YOUR OBJECTIVE
Copy the data below word for word, starting with its first line and ending with the line containing "x-tick-label: 150 (559, 354, 584, 370)", which is included.

MATERIAL PROVIDED
▬▬▬▬▬▬▬▬▬▬

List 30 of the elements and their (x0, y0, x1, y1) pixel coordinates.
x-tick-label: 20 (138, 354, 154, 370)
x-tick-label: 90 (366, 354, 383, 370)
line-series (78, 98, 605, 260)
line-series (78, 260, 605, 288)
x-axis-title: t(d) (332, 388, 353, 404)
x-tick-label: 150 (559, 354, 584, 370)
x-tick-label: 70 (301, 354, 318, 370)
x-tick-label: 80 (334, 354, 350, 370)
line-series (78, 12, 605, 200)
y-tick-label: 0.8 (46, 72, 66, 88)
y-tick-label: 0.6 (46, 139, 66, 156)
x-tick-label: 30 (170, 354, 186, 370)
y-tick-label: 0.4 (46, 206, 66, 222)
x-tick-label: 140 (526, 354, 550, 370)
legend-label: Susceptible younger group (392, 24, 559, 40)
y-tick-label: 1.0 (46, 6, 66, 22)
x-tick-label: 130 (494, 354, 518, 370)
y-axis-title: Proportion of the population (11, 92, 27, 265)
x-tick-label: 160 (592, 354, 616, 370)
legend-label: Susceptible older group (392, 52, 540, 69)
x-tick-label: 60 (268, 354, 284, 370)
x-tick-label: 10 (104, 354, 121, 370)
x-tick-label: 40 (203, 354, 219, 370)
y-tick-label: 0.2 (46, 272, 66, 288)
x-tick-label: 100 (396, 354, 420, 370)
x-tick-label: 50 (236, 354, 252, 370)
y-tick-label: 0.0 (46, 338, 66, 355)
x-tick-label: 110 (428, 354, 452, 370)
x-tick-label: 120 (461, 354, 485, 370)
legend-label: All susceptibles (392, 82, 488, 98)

▬▬▬▬▬▬▬▬▬▬

RESPONSE
List 30 of the elements and their (x0, y0, x1, y1) pixel coordinates.
x-tick-label: 20 (138, 354, 154, 370)
x-tick-label: 90 (366, 354, 383, 370)
line-series (78, 98, 605, 260)
line-series (78, 260, 605, 288)
x-axis-title: t(d) (332, 388, 353, 404)
x-tick-label: 150 (559, 354, 584, 370)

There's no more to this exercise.